(Chart and figure data)
====

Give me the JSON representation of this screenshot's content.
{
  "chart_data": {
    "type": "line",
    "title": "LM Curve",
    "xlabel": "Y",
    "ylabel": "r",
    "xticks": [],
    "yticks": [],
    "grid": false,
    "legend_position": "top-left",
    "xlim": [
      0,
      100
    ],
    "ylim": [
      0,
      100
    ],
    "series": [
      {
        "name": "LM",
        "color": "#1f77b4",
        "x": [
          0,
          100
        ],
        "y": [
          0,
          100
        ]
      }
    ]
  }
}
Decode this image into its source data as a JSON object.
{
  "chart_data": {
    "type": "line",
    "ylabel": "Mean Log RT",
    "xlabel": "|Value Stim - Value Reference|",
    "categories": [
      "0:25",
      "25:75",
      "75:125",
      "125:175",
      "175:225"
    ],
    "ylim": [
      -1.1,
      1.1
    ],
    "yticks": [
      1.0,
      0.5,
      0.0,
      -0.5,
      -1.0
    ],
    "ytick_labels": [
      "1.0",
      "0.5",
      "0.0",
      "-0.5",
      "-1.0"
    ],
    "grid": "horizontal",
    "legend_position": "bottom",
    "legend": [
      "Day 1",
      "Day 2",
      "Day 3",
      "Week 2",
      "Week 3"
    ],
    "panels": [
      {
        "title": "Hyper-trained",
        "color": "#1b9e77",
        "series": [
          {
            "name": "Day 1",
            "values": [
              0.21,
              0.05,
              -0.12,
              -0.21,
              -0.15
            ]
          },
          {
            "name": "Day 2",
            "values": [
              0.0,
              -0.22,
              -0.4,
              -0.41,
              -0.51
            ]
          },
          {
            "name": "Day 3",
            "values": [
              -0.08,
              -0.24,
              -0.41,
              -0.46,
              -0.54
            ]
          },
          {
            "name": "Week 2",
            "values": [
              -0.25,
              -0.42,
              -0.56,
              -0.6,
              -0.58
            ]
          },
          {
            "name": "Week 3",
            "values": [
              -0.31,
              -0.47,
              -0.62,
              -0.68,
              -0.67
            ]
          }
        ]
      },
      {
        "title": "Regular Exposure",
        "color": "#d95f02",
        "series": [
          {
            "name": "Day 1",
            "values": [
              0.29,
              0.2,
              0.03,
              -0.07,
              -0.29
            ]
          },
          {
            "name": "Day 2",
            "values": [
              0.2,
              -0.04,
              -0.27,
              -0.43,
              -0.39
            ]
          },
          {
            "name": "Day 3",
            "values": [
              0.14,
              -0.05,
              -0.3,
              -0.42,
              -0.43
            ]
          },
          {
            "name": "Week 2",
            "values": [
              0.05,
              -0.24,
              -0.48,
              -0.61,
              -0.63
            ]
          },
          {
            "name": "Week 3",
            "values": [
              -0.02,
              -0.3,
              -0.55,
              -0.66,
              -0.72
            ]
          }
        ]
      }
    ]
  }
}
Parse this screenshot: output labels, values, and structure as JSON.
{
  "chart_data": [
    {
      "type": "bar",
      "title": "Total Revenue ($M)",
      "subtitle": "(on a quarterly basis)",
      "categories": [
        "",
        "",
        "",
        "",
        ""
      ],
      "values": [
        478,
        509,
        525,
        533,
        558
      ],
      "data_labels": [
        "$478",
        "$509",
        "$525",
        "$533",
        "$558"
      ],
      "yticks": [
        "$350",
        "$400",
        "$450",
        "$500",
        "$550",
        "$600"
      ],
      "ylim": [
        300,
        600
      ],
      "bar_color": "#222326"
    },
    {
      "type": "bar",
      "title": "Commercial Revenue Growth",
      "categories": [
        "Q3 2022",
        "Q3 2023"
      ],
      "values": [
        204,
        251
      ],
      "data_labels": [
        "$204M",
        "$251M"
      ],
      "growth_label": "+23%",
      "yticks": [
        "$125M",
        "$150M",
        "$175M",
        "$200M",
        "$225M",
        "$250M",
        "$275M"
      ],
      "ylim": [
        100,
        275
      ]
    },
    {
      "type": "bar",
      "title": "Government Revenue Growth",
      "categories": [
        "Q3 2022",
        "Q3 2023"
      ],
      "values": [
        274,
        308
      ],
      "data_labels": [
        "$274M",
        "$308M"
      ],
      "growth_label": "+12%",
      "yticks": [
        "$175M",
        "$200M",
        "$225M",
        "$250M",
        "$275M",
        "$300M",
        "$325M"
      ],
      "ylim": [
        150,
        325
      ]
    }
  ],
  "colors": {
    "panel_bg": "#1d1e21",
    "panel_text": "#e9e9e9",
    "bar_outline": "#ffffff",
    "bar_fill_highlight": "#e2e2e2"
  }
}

====

#### Description of the task:
Take the records above and return them exactly as written.

#### Task output:
Give me the JSON representation of this screenshot's content.
{
  "chart_data": {
    "type": "line",
    "title": "LM Curve",
    "xlabel": "Y",
    "ylabel": "r",
    "xticks": [],
    "yticks": [],
    "grid": false,
    "legend_position": "top-left",
    "xlim": [
      0,
      100
    ],
    "ylim": [
      0,
      100
    ],
    "series": [
      {
        "name": "LM",
        "color": "#1f77b4",
        "x": [
          0,
          100
        ],
        "y": [
          0,
          100
        ]
      }
    ]
  }
}
Decode this image into its source data as a JSON object.
{
  "chart_data": {
    "type": "line",
    "ylabel": "Mean Log RT",
    "xlabel": "|Value Stim - Value Reference|",
    "categories": [
      "0:25",
      "25:75",
      "75:125",
      "125:175",
      "175:225"
    ],
    "ylim": [
      -1.1,
      1.1
    ],
    "yticks": [
      1.0,
      0.5,
      0.0,
      -0.5,
      -1.0
    ],
    "ytick_labels": [
      "1.0",
      "0.5",
      "0.0",
      "-0.5",
      "-1.0"
    ],
    "grid": "horizontal",
    "legend_position": "bottom",
    "legend": [
      "Day 1",
      "Day 2",
      "Day 3",
      "Week 2",
      "Week 3"
    ],
    "panels": [
      {
        "title": "Hyper-trained",
        "color": "#1b9e77",
        "series": [
          {
            "name": "Day 1",
            "values": [
              0.21,
              0.05,
              -0.12,
              -0.21,
              -0.15
            ]
          },
          {
            "name": "Day 2",
            "values": [
              0.0,
              -0.22,
              -0.4,
              -0.41,
              -0.51
            ]
          },
          {
            "name": "Day 3",
            "values": [
              -0.08,
              -0.24,
              -0.41,
              -0.46,
              -0.54
            ]
          },
          {
            "name": "Week 2",
            "values": [
              -0.25,
              -0.42,
              -0.56,
              -0.6,
              -0.58
            ]
          },
          {
            "name": "Week 3",
            "values": [
              -0.31,
              -0.47,
              -0.62,
              -0.68,
              -0.67
            ]
          }
        ]
      },
      {
        "title": "Regular Exposure",
        "color": "#d95f02",
        "series": [
          {
            "name": "Day 1",
            "values": [
              0.29,
              0.2,
              0.03,
              -0.07,
              -0.29
            ]
          },
          {
            "name": "Day 2",
            "values": [
              0.2,
              -0.04,
              -0.27,
              -0.43,
              -0.39
            ]
          },
          {
            "name": "Day 3",
            "values": [
              0.14,
              -0.05,
              -0.3,
              -0.42,
              -0.43
            ]
          },
          {
            "name": "Week 2",
            "values": [
              0.05,
              -0.24,
              -0.48,
              -0.61,
              -0.63
            ]
          },
          {
            "name": "Week 3",
            "values": [
              -0.02,
              -0.3,
              -0.55,
              -0.66,
              -0.72
            ]
          }
        ]
      }
    ]
  }
}
Parse this screenshot: output labels, values, and structure as JSON.
{
  "chart_data": [
    {
      "type": "bar",
      "title": "Total Revenue ($M)",
      "subtitle": "(on a quarterly basis)",
      "categories": [
        "",
        "",
        "",
        "",
        ""
      ],
      "values": [
        478,
        509,
        525,
        533,
        558
      ],
      "data_labels": [
        "$478",
        "$509",
        "$525",
        "$533",
        "$558"
      ],
      "yticks": [
        "$350",
        "$400",
        "$450",
        "$500",
        "$550",
        "$600"
      ],
      "ylim": [
        300,
        600
      ],
      "bar_color": "#222326"
    },
    {
      "type": "bar",
      "title": "Commercial Revenue Growth",
      "categories": [
        "Q3 2022",
        "Q3 2023"
      ],
      "values": [
        204,
        251
      ],
      "data_labels": [
        "$204M",
        "$251M"
      ],
      "growth_label": "+23%",
      "yticks": [
        "$125M",
        "$150M",
        "$175M",
        "$200M",
        "$225M",
        "$250M",
        "$275M"
      ],
      "ylim": [
        100,
        275
      ]
    },
    {
      "type": "bar",
      "title": "Government Revenue Growth",
      "categories": [
        "Q3 2022",
        "Q3 2023"
      ],
      "values": [
        274,
        308
      ],
      "data_labels": [
        "$274M",
        "$308M"
      ],
      "growth_label": "+12%",
      "yticks": [
        "$175M",
        "$200M",
        "$225M",
        "$250M",
        "$275M",
        "$300M",
        "$325M"
      ],
      "ylim": [
        150,
        325
      ]
    }
  ],
  "colors": {
    "panel_bg": "#1d1e21",
    "panel_text": "#e9e9e9",
    "bar_outline": "#ffffff",
    "bar_fill_highlight": "#e2e2e2"
  }
}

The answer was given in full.